Raw records:
★ ★ ★ ★ ★

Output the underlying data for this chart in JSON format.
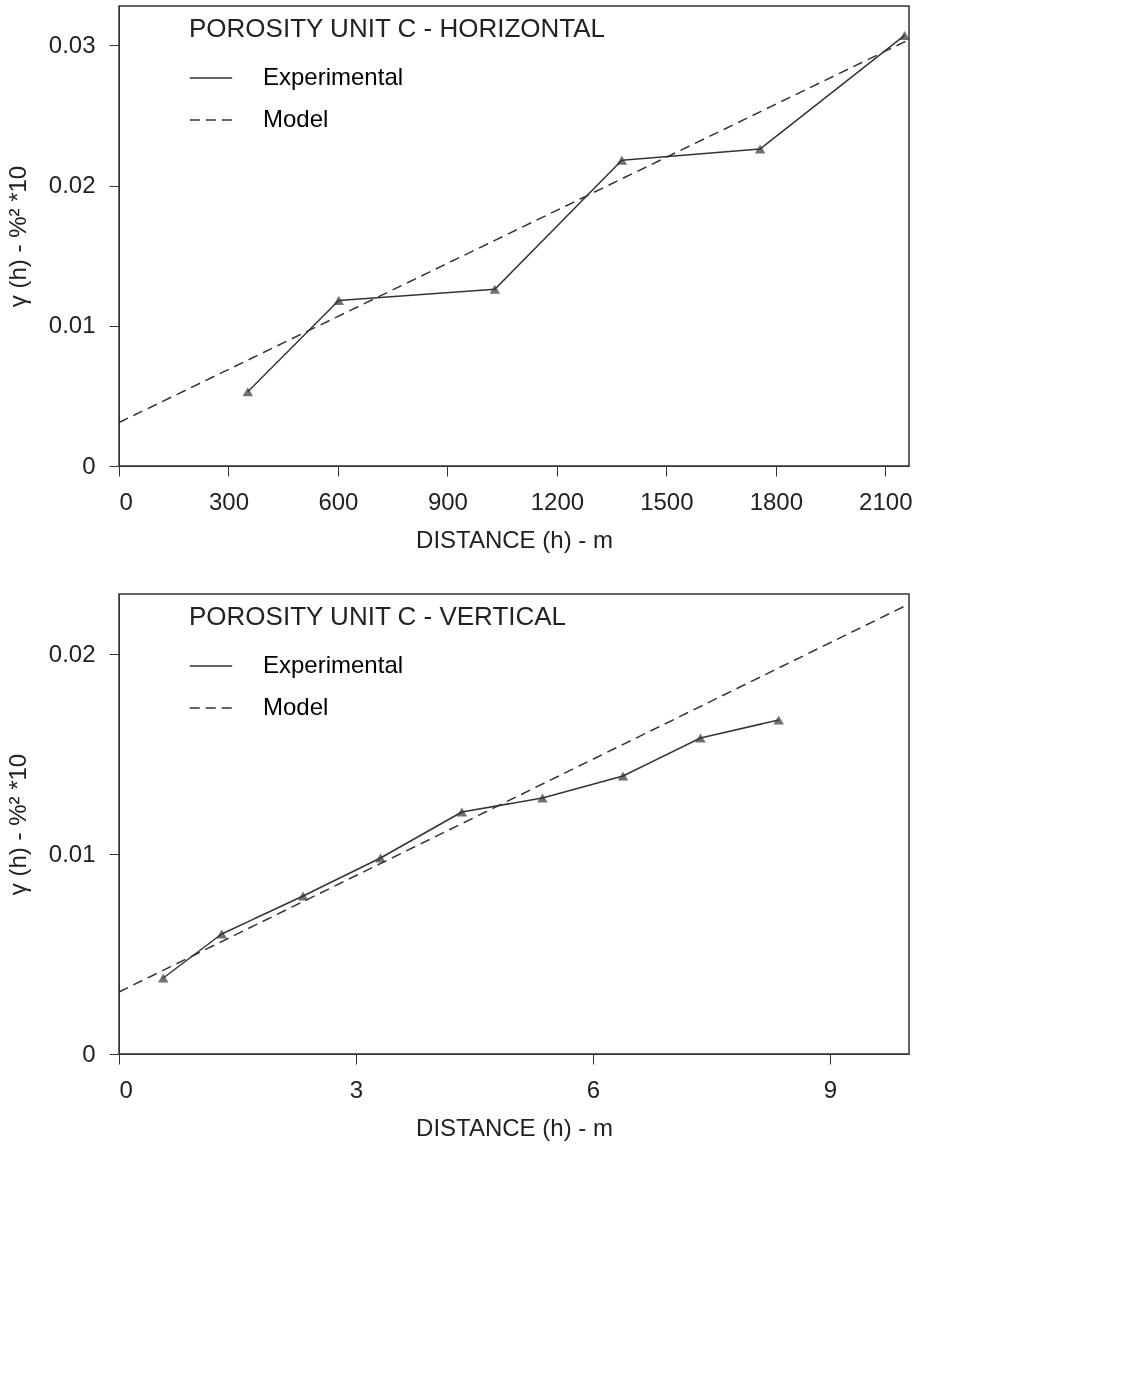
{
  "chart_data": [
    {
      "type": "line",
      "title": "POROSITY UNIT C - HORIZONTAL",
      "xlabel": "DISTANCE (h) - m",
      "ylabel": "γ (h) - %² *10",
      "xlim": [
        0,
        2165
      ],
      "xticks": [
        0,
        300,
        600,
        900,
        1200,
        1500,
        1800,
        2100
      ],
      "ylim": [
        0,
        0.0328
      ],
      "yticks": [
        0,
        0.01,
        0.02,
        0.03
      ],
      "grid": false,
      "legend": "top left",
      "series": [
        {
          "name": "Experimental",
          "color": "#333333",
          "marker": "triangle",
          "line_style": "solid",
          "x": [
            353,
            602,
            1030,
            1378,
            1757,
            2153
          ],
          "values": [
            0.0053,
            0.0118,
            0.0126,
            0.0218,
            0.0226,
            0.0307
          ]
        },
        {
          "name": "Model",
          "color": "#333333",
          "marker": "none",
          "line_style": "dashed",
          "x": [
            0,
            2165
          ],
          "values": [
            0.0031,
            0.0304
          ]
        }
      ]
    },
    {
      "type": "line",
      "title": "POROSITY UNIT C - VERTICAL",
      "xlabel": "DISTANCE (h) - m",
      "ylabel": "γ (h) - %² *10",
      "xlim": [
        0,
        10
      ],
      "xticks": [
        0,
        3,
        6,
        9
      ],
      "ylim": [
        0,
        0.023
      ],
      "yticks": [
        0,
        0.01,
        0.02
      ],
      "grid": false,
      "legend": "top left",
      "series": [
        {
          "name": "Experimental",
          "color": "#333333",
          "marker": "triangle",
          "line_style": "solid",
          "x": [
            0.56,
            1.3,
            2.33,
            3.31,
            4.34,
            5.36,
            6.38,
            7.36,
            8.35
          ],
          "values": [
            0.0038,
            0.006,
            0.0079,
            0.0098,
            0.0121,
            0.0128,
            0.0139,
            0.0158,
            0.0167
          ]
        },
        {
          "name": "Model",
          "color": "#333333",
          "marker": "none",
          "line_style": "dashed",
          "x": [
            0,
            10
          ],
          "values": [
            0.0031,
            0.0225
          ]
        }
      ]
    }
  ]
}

★ ★ ★ ★ ★

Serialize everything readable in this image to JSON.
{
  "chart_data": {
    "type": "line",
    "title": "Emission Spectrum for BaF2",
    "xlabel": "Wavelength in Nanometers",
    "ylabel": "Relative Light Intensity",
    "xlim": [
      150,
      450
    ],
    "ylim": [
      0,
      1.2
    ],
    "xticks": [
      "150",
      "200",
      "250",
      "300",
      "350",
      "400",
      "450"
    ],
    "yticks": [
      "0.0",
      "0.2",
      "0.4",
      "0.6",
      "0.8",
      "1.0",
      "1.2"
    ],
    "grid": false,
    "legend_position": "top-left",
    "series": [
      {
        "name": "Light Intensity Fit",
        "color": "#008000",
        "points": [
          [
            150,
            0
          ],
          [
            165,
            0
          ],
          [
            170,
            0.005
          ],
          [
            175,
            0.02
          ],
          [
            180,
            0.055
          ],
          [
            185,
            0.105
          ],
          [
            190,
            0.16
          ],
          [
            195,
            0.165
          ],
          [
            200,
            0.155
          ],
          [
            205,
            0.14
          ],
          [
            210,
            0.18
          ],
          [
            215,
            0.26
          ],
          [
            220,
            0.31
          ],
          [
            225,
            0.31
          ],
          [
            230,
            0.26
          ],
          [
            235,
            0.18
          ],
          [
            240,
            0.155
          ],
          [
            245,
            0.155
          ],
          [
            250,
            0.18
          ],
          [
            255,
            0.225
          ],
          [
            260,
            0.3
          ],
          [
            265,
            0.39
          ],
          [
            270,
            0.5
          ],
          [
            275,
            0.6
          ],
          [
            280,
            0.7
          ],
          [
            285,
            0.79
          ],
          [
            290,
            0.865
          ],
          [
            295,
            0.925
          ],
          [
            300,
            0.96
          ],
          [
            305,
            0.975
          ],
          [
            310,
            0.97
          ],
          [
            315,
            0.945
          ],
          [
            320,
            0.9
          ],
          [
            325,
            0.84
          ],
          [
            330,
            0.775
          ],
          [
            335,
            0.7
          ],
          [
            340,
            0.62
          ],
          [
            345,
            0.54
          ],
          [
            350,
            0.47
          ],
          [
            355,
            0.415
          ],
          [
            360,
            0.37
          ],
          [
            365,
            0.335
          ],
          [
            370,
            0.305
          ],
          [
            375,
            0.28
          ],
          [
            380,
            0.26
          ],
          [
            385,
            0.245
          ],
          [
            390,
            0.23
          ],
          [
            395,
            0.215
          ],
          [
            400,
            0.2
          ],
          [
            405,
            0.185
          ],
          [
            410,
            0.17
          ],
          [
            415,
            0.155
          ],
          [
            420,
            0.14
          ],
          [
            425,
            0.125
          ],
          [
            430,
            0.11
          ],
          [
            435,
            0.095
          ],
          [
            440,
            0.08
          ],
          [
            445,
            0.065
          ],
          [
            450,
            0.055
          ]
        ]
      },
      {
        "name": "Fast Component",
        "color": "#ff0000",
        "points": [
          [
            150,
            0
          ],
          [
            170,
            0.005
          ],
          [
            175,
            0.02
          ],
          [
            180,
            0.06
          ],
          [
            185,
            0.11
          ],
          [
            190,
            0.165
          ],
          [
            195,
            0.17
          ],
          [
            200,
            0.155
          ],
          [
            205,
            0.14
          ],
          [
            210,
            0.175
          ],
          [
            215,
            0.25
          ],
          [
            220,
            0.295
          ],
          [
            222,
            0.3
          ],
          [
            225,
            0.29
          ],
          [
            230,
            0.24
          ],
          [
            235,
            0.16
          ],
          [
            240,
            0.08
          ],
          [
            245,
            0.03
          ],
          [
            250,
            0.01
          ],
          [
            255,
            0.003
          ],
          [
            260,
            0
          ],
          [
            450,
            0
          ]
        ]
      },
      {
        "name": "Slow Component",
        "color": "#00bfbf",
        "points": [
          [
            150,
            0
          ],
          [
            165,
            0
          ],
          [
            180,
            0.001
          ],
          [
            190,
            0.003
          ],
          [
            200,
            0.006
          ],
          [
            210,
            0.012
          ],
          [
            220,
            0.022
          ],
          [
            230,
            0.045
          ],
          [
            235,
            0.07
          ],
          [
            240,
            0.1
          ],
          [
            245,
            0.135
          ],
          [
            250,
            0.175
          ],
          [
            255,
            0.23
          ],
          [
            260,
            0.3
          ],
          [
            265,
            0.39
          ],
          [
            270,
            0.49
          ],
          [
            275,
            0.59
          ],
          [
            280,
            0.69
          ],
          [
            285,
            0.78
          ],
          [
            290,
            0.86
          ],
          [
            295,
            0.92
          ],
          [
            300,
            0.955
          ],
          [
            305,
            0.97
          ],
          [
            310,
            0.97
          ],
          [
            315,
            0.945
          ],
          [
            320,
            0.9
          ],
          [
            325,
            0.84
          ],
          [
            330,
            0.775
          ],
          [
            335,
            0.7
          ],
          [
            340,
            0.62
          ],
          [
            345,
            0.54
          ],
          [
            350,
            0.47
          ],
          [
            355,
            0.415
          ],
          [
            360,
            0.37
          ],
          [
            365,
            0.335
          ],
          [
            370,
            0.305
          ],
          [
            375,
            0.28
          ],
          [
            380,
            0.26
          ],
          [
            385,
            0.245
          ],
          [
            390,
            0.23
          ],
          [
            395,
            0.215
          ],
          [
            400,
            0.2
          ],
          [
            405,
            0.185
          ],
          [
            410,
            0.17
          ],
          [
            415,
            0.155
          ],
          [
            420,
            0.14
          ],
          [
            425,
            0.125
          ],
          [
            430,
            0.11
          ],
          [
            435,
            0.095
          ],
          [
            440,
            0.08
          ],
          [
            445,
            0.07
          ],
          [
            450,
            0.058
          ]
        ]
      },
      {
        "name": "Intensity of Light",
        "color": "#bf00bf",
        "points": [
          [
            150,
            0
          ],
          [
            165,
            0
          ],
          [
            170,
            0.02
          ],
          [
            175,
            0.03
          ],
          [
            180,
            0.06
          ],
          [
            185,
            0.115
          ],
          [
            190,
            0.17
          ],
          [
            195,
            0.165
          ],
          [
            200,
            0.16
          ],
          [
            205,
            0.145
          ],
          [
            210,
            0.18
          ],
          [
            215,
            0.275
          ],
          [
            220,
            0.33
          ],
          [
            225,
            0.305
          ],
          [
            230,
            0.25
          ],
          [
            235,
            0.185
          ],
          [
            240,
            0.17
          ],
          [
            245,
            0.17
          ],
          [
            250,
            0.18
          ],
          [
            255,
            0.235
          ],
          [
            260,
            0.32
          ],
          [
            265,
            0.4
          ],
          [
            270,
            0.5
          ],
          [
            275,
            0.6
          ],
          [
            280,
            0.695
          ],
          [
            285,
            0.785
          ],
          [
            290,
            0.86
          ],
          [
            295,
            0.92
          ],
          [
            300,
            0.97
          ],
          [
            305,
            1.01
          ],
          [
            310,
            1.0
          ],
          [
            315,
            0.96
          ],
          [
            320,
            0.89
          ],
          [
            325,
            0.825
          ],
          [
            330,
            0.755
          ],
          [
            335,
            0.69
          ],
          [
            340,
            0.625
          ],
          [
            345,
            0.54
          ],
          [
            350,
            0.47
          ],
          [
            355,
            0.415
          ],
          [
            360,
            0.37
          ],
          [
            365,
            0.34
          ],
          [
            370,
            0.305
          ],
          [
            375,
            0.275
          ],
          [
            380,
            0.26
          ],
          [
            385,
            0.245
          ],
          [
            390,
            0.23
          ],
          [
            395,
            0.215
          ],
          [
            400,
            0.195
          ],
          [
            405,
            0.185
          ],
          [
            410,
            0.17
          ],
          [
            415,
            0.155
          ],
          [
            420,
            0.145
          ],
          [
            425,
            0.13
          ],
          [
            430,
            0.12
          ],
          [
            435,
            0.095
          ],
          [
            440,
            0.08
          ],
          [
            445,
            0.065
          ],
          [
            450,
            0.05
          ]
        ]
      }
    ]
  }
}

★ ★ ★ ★ ★

Select the lines that carry the string "UNIT" and copy them.

      "title": "POROSITY UNIT C - HORIZONTAL",
      "title": "POROSITY UNIT C - VERTICAL",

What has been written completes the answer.